Problem: Output the data below in full, byte for byte. Nothing may differ.

......

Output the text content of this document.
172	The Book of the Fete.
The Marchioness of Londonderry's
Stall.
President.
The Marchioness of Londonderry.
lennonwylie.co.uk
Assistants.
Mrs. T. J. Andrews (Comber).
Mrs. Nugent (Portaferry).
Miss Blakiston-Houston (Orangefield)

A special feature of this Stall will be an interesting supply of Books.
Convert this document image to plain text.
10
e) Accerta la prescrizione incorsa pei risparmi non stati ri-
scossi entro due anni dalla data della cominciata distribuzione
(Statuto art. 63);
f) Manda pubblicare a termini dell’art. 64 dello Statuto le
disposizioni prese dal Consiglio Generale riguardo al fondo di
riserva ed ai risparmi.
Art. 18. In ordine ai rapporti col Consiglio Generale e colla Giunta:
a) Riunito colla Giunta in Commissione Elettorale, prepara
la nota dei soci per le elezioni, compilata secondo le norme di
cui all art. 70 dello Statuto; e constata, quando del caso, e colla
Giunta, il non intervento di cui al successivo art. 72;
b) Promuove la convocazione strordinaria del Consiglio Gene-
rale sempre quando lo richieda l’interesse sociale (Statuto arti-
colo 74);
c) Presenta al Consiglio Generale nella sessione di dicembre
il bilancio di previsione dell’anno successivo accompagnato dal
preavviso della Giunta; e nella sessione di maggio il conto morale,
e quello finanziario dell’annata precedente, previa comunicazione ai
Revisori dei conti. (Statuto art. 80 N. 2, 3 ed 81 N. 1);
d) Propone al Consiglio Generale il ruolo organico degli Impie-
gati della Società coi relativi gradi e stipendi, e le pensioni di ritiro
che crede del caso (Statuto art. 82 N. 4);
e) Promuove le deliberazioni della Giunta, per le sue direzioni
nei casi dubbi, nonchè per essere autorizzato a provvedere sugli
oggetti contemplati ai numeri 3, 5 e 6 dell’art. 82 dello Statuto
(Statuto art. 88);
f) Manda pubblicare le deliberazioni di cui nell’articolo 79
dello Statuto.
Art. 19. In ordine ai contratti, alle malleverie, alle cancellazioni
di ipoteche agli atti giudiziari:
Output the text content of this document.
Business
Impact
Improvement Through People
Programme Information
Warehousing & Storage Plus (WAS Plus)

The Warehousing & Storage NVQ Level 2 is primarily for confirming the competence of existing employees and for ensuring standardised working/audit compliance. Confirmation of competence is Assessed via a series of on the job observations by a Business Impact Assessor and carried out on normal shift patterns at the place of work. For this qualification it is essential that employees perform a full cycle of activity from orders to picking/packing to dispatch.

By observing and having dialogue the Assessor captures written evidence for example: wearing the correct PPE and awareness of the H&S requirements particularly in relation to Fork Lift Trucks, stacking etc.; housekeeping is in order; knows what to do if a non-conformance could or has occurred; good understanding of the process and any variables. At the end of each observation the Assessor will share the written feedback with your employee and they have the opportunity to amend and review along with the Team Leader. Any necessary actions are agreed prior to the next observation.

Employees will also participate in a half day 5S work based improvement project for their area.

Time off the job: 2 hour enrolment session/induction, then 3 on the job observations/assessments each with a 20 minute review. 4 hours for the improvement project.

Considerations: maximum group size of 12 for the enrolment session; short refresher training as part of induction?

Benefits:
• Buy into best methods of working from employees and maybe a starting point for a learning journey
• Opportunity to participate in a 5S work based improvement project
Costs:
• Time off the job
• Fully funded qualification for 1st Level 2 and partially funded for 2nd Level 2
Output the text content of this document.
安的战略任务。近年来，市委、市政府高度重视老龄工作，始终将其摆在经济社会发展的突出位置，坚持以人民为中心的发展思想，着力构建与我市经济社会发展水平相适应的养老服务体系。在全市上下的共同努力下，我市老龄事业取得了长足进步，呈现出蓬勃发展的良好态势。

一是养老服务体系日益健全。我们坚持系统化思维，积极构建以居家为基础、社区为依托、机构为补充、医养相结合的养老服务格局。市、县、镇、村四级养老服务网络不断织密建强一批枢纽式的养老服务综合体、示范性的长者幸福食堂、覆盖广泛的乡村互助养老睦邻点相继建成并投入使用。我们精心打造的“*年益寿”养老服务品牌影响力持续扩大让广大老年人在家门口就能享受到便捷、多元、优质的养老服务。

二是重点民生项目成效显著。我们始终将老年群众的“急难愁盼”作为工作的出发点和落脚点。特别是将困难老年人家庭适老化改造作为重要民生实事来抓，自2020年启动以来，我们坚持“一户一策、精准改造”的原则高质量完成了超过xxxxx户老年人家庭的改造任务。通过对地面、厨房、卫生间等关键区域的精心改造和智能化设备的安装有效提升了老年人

......

Task answer:
Output the text content of this document.
172	The Book of the Fete.
The Marchioness of Londonderry's
Stall.
President.
The Marchioness of Londonderry.
lennonwylie.co.uk
Assistants.
Mrs. T. J. Andrews (Comber).
Mrs. Nugent (Portaferry).
Miss Blakiston-Houston (Orangefield)

A special feature of this Stall will be an interesting supply of Books.
Convert this document image to plain text.
10
e) Accerta la prescrizione incorsa pei risparmi non stati ri-
scossi entro due anni dalla data della cominciata distribuzione
(Statuto art. 63);
f) Manda pubblicare a termini dell’art. 64 dello Statuto le
disposizioni prese dal Consiglio Generale riguardo al fondo di
riserva ed ai risparmi.
Art. 18. In ordine ai rapporti col Consiglio Generale e colla Giunta:
a) Riunito colla Giunta in Commissione Elettorale, prepara
la nota dei soci per le elezioni, compilata secondo le norme di
cui all art. 70 dello Statuto; e constata, quando del caso, e colla
Giunta, il non intervento di cui al successivo art. 72;
b) Promuove la convocazione strordinaria del Consiglio Gene-
rale sempre quando lo richieda l’interesse sociale (Statuto arti-
colo 74);
c) Presenta al Consiglio Generale nella sessione di dicembre
il bilancio di previsione dell’anno successivo accompagnato dal
preavviso della Giunta; e nella sessione di maggio il conto morale,
e quello finanziario dell’annata precedente, previa comunicazione ai
Revisori dei conti. (Statuto art. 80 N. 2, 3 ed 81 N. 1);
d) Propone al Consiglio Generale il ruolo organico degli Impie-
gati della Società coi relativi gradi e stipendi, e le pensioni di ritiro
che crede del caso (Statuto art. 82 N. 4);
e) Promuove le deliberazioni della Giunta, per le sue direzioni
nei casi dubbi, nonchè per essere autorizzato a provvedere sugli
oggetti contemplati ai numeri 3, 5 e 6 dell’art. 82 dello Statuto
(Statuto art. 88);
f) Manda pubblicare le deliberazioni di cui nell’articolo 79
dello Statuto.
Art. 19. In ordine ai contratti, alle malleverie, alle cancellazioni
di ipoteche agli atti giudiziari:
Output the text content of this document.
Business
Impact
Improvement Through People
Programme Information
Warehousing & Storage Plus (WAS Plus)

The Warehousing & Storage NVQ Level 2 is primarily for confirming the competence of existing employees and for ensuring standardised working/audit compliance. Confirmation of competence is Assessed via a series of on the job observations by a Business Impact Assessor and carried out on normal shift patterns at the place of work. For this qualification it is essential that employees perform a full cycle of activity from orders to picking/packing to dispatch.

By observing and having dialogue the Assessor captures written evidence for example: wearing the correct PPE and awareness of the H&S requirements particularly in relation to Fork Lift Trucks, stacking etc.; housekeeping is in order; knows what to do if a non-conformance could or has occurred; good understanding of the process and any variables. At the end of each observation the Assessor will share the written feedback with your employee and they have the opportunity to amend and review along with the Team Leader. Any necessary actions are agreed prior to the next observation.

Employees will also participate in a half day 5S work based improvement project for their area.

Time off the job: 2 hour enrolment session/induction, then 3 on the job observations/assessments each with a 20 minute review. 4 hours for the improvement project.

Considerations: maximum group size of 12 for the enrolment session; short refresher training as part of induction?

Benefits:
• Buy into best methods of working from employees and maybe a starting point for a learning journey
• Opportunity to participate in a 5S work based improvement project
Costs:
• Time off the job
• Fully funded qualification for 1st Level 2 and partially funded for 2nd Level 2
Output the text content of this document.
安的战略任务。近年来，市委、市政府高度重视老龄工作，始终将其摆在经济社会发展的突出位置，坚持以人民为中心的发展思想，着力构建与我市经济社会发展水平相适应的养老服务体系。在全市上下的共同努力下，我市老龄事业取得了长足进步，呈现出蓬勃发展的良好态势。

一是养老服务体系日益健全。我们坚持系统化思维，积极构建以居家为基础、社区为依托、机构为补充、医养相结合的养老服务格局。市、县、镇、村四级养老服务网络不断织密建强一批枢纽式的养老服务综合体、示范性的长者幸福食堂、覆盖广泛的乡村互助养老睦邻点相继建成并投入使用。我们精心打造的“*年益寿”养老服务品牌影响力持续扩大让广大老年人在家门口就能享受到便捷、多元、优质的养老服务。

二是重点民生项目成效显著。我们始终将老年群众的“急难愁盼”作为工作的出发点和落脚点。特别是将困难老年人家庭适老化改造作为重要民生实事来抓，自2020年启动以来，我们坚持“一户一策、精准改造”的原则高质量完成了超过xxxxx户老年人家庭的改造任务。通过对地面、厨房、卫生间等关键区域的精心改造和智能化设备的安装有效提升了老年人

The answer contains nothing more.